[Collected data]
------------------------------------------------------------

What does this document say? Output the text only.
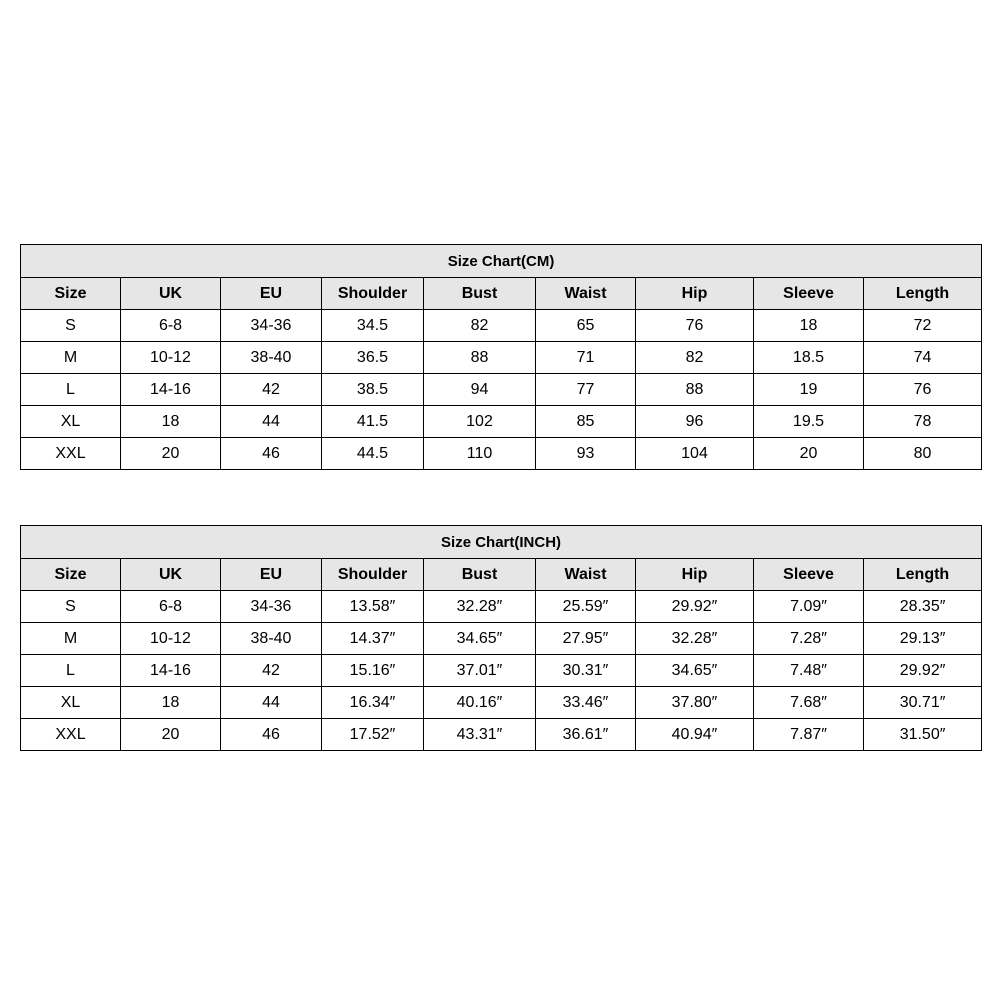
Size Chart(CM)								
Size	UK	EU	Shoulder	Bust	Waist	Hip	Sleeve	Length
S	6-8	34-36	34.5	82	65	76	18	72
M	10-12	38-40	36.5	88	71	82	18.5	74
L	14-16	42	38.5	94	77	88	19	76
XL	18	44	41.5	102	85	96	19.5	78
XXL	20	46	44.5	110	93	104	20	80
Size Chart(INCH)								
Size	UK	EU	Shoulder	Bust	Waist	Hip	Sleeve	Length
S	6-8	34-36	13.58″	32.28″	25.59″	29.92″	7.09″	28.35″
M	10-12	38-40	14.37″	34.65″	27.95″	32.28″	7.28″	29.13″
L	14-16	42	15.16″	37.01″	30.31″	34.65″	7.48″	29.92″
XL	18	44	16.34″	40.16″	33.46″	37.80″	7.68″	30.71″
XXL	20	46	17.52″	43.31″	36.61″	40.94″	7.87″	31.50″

------------------------------------------------------------

Output the lines above in full and exactly as given, omitting any pictures.

What does this document say? Output the text only.
Size Chart(CM)								
Size	UK	EU	Shoulder	Bust	Waist	Hip	Sleeve	Length
S	6-8	34-36	34.5	82	65	76	18	72
M	10-12	38-40	36.5	88	71	82	18.5	74
L	14-16	42	38.5	94	77	88	19	76
XL	18	44	41.5	102	85	96	19.5	78
XXL	20	46	44.5	110	93	104	20	80
Size Chart(INCH)								
Size	UK	EU	Shoulder	Bust	Waist	Hip	Sleeve	Length
S	6-8	34-36	13.58″	32.28″	25.59″	29.92″	7.09″	28.35″
M	10-12	38-40	14.37″	34.65″	27.95″	32.28″	7.28″	29.13″
L	14-16	42	15.16″	37.01″	30.31″	34.65″	7.48″	29.92″
XL	18	44	16.34″	40.16″	33.46″	37.80″	7.68″	30.71″
XXL	20	46	17.52″	43.31″	36.61″	40.94″	7.87″	31.50″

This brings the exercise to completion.